-- Begin --

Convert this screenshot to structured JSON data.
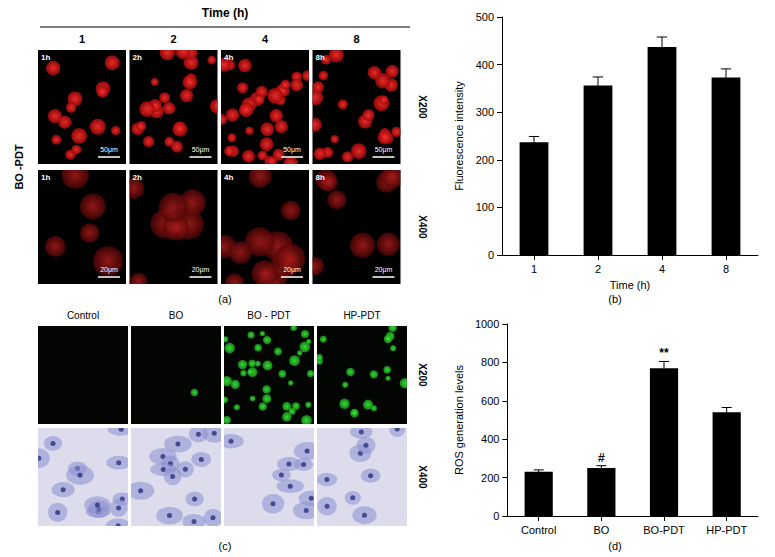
{
  "figure": {
    "panel_a": {
      "panel_label": "(a)",
      "header": "Time (h)",
      "columns": [
        "1",
        "2",
        "4",
        "8"
      ],
      "row_title": "BO -PDT",
      "rows": [
        {
          "magnification": "X200",
          "tags": [
            "1h",
            "2h",
            "4h",
            "8h"
          ],
          "scale_bar": "50μm"
        },
        {
          "magnification": "X400",
          "tags": [
            "1h",
            "2h",
            "4h",
            "8h"
          ],
          "scale_bar": "20μm"
        }
      ]
    },
    "panel_c": {
      "panel_label": "(c)",
      "columns": [
        "Control",
        "BO",
        "BO - PDT",
        "HP-PDT"
      ],
      "rows": [
        {
          "magnification": "X200"
        },
        {
          "magnification": "X400"
        }
      ]
    }
  },
  "chart_data": [
    {
      "type": "bar",
      "panel_label": "(b)",
      "xlabel": "Time (h)",
      "ylabel": "Fluorescence intensity",
      "categories": [
        "1",
        "2",
        "4",
        "8"
      ],
      "values": [
        237,
        356,
        437,
        373
      ],
      "errors": [
        12,
        18,
        21,
        18
      ],
      "color": "#000000",
      "ylim": [
        0,
        500
      ],
      "yticks": [
        0,
        100,
        200,
        300,
        400,
        500
      ],
      "grid": false
    },
    {
      "type": "bar",
      "panel_label": "(d)",
      "ylabel": "ROS generation levels",
      "categories": [
        "Control",
        "BO",
        "BO-PDT",
        "HP-PDT"
      ],
      "values": [
        230,
        250,
        770,
        540
      ],
      "errors": [
        10,
        12,
        35,
        25
      ],
      "annotations": [
        {
          "category": "BO",
          "text": "#"
        },
        {
          "category": "BO-PDT",
          "text": "**"
        }
      ],
      "color": "#000000",
      "ylim": [
        0,
        1000
      ],
      "yticks": [
        0,
        200,
        400,
        600,
        800,
        1000
      ],
      "grid": false
    }
  ]
}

-- End --

**WORK TO COMPLETE:** Copy out every line of the listing that includes the string "ylabel".

**SOLVED EXERCISE:**
      "ylabel": "Fluorescence intensity",
      "ylabel": "ROS generation levels",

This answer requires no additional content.